■ WHAT YOU NEED TO DO
Each entry below must be repeated word for word.

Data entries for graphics
----
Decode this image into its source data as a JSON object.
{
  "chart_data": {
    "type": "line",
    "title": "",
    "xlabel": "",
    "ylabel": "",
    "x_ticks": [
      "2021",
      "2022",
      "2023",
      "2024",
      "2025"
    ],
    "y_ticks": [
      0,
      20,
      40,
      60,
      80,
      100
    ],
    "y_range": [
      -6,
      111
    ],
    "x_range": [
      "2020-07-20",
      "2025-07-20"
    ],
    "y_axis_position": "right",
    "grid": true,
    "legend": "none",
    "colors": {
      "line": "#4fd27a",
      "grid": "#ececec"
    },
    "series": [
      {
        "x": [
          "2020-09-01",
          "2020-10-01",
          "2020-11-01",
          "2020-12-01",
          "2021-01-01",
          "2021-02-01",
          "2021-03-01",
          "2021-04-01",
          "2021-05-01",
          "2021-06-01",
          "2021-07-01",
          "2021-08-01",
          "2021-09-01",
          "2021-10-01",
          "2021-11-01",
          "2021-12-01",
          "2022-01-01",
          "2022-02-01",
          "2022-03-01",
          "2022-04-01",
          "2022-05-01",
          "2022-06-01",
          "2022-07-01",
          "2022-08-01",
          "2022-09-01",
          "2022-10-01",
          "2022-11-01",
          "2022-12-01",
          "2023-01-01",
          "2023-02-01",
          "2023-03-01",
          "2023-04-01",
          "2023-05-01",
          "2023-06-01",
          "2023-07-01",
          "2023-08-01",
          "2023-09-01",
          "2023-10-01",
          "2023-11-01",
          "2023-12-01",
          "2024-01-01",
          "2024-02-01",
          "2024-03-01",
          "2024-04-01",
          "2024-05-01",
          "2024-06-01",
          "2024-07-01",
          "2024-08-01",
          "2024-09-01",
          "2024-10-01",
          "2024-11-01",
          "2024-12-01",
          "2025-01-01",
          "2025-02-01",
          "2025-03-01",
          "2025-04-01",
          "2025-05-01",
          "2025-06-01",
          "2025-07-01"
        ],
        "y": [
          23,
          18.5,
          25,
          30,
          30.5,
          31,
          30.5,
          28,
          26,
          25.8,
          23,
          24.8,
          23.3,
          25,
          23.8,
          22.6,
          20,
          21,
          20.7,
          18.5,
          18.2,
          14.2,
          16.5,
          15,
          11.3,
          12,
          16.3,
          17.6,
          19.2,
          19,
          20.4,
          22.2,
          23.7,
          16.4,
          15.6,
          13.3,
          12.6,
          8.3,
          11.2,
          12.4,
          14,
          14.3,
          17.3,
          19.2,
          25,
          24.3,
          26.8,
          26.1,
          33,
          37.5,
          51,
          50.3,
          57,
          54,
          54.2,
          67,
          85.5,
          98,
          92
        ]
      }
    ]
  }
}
----
■ SOLUTION
Decode this image into its source data as a JSON object.
{
  "chart_data": {
    "type": "line",
    "title": "",
    "xlabel": "",
    "ylabel": "",
    "x_ticks": [
      "2021",
      "2022",
      "2023",
      "2024",
      "2025"
    ],
    "y_ticks": [
      0,
      20,
      40,
      60,
      80,
      100
    ],
    "y_range": [
      -6,
      111
    ],
    "x_range": [
      "2020-07-20",
      "2025-07-20"
    ],
    "y_axis_position": "right",
    "grid": true,
    "legend": "none",
    "colors": {
      "line": "#4fd27a",
      "grid": "#ececec"
    },
    "series": [
      {
        "x": [
          "2020-09-01",
          "2020-10-01",
          "2020-11-01",
          "2020-12-01",
          "2021-01-01",
          "2021-02-01",
          "2021-03-01",
          "2021-04-01",
          "2021-05-01",
          "2021-06-01",
          "2021-07-01",
          "2021-08-01",
          "2021-09-01",
          "2021-10-01",
          "2021-11-01",
          "2021-12-01",
          "2022-01-01",
          "2022-02-01",
          "2022-03-01",
          "2022-04-01",
          "2022-05-01",
          "2022-06-01",
          "2022-07-01",
          "2022-08-01",
          "2022-09-01",
          "2022-10-01",
          "2022-11-01",
          "2022-12-01",
          "2023-01-01",
          "2023-02-01",
          "2023-03-01",
          "2023-04-01",
          "2023-05-01",
          "2023-06-01",
          "2023-07-01",
          "2023-08-01",
          "2023-09-01",
          "2023-10-01",
          "2023-11-01",
          "2023-12-01",
          "2024-01-01",
          "2024-02-01",
          "2024-03-01",
          "2024-04-01",
          "2024-05-01",
          "2024-06-01",
          "2024-07-01",
          "2024-08-01",
          "2024-09-01",
          "2024-10-01",
          "2024-11-01",
          "2024-12-01",
          "2025-01-01",
          "2025-02-01",
          "2025-03-01",
          "2025-04-01",
          "2025-05-01",
          "2025-06-01",
          "2025-07-01"
        ],
        "y": [
          23,
          18.5,
          25,
          30,
          30.5,
          31,
          30.5,
          28,
          26,
          25.8,
          23,
          24.8,
          23.3,
          25,
          23.8,
          22.6,
          20,
          21,
          20.7,
          18.5,
          18.2,
          14.2,
          16.5,
          15,
          11.3,
          12,
          16.3,
          17.6,
          19.2,
          19,
          20.4,
          22.2,
          23.7,
          16.4,
          15.6,
          13.3,
          12.6,
          8.3,
          11.2,
          12.4,
          14,
          14.3,
          17.3,
          19.2,
          25,
          24.3,
          26.8,
          26.1,
          33,
          37.5,
          51,
          50.3,
          57,
          54,
          54.2,
          67,
          85.5,
          98,
          92
        ]
      }
    ]
  }
}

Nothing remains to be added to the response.